Selection

** start **

I covered the chamber end threads with tightly wrapped masking tape. I put the barrel in my barrel vise. Then I had 400 grit wet and dry sandpaper, I used a full sheet of paper and folded in thirds along the long dimension. Then I sanded the barrel using a shoe polish rag motion over half the barrel, and this covered roughly half the diameter as the paper gets wrapped very closely around the barrel. I then turned the barrel three times, rotating 1/3 the way and repeated. This went very, very quickly (I was very surprised). Then I removed the barrel from the vise and flipped it around and did the other half. Repeat with 600. Then you could repeat with 1200 or 800 but I did not. The barrel now looked quite beautiful and you could stop here if you wanted.
Next, I used this:
https://www.harborfreight.com/2-inch-x-2-1-2-half-inch-tapered-buff-65001.html

Attached to my drill. It costs about 4 bucks and I figure it might be a use once or twice deal, but I can live with that, I used a small amount of Flitz on the barrel and polished the barrel lengthwise using the polish and the drill in high speed, and did half the length, rotate, polish half the length, rotate, etc etc Flip it around and do the other half, and it was done. Hose it down with penetrating oil and it is pretty much done.

** end **

Goals
A) According to the barrel polishing text, why did sanding with a shoe polish rag motion cover roughly half of the barrel's diameter at a time?
B) Copy the part of the barrel polishing text that opens with the words containing "I covered the" and closes with "if you wanted.".

Layout coordinate data

** start **

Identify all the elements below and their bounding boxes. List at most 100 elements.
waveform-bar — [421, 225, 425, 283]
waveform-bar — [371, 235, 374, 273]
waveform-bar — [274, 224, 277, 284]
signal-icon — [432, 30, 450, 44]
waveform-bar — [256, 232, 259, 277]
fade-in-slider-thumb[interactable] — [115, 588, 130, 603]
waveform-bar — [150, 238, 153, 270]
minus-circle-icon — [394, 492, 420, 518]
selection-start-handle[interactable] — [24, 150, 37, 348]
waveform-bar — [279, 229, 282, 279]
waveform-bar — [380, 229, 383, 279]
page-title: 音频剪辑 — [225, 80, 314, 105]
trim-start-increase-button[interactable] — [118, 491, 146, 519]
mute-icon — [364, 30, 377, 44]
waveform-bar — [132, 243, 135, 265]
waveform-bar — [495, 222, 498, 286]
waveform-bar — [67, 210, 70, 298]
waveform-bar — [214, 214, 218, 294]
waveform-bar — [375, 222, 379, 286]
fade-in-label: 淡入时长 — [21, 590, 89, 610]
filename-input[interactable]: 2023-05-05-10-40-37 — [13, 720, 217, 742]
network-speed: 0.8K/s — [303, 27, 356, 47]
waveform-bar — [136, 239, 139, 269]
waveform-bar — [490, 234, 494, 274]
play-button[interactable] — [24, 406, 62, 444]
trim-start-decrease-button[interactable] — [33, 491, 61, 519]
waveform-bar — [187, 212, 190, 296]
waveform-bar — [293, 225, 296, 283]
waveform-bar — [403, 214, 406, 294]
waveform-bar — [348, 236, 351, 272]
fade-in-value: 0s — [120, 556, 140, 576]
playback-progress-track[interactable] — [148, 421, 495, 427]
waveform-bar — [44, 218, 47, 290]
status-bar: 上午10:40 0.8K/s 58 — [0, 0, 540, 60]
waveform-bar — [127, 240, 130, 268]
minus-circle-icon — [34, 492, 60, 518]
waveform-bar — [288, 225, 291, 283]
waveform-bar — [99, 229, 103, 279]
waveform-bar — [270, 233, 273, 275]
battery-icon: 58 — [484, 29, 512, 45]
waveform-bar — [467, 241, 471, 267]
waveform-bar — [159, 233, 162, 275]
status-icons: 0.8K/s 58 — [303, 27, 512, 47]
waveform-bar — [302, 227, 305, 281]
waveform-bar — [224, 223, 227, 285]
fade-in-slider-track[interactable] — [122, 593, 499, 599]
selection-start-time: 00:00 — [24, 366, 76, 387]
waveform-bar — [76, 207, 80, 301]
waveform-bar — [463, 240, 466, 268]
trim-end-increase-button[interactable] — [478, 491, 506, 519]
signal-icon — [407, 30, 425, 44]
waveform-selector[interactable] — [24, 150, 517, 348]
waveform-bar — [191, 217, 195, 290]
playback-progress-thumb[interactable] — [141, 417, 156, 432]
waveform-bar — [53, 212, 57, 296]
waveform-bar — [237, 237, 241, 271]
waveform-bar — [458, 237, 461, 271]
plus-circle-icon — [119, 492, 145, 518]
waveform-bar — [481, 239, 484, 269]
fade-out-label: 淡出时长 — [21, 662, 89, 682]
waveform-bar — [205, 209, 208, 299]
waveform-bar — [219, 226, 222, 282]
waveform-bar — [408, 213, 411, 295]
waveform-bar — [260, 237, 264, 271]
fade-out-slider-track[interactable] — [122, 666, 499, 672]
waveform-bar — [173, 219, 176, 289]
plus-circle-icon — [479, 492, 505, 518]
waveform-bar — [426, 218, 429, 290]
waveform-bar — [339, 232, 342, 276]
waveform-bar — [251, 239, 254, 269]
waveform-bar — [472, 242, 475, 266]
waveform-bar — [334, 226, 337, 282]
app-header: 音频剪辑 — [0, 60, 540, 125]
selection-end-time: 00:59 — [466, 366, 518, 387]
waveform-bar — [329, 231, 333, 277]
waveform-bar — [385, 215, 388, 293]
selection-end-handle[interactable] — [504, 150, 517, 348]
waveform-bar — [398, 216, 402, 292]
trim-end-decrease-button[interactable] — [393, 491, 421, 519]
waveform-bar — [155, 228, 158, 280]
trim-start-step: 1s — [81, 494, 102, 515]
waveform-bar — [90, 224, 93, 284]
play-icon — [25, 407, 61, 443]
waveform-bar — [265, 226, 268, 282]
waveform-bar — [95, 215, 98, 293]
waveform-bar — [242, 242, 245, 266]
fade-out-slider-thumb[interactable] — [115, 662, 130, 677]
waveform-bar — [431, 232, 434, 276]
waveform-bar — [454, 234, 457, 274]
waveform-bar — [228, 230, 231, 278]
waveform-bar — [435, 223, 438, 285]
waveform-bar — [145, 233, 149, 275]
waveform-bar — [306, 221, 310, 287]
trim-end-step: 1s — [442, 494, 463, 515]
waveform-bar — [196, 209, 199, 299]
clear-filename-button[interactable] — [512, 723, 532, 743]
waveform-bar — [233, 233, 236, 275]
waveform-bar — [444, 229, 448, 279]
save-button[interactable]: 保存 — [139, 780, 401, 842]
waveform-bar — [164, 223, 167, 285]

** end **

Solutions to the tasks
A) The folded sheet of sandpaper wraps very closely around the barrel, so each pass reaches about half of its diameter.

B)
I covered the chamber end threads with tightly wrapped masking tape. I put the barrel in my barrel vise. Then I had 400 grit wet and dry sandpaper, I used a full sheet of paper and folded in thirds along the long dimension. Then I sanded the barrel using a shoe polish rag motion over half the barrel, and this covered roughly half the diameter as the paper gets wrapped very closely around the barrel. I then turned the barrel three times, rotating 1/3 the way and repeated. This went very, very quickly (I was very surprised). Then I removed the barrel from the vise and flipped it around and did the other half. Repeat with 600. Then you could repeat with 1200 or 800 but I did not. The barrel now looked quite beautiful and you could stop here if you wanted.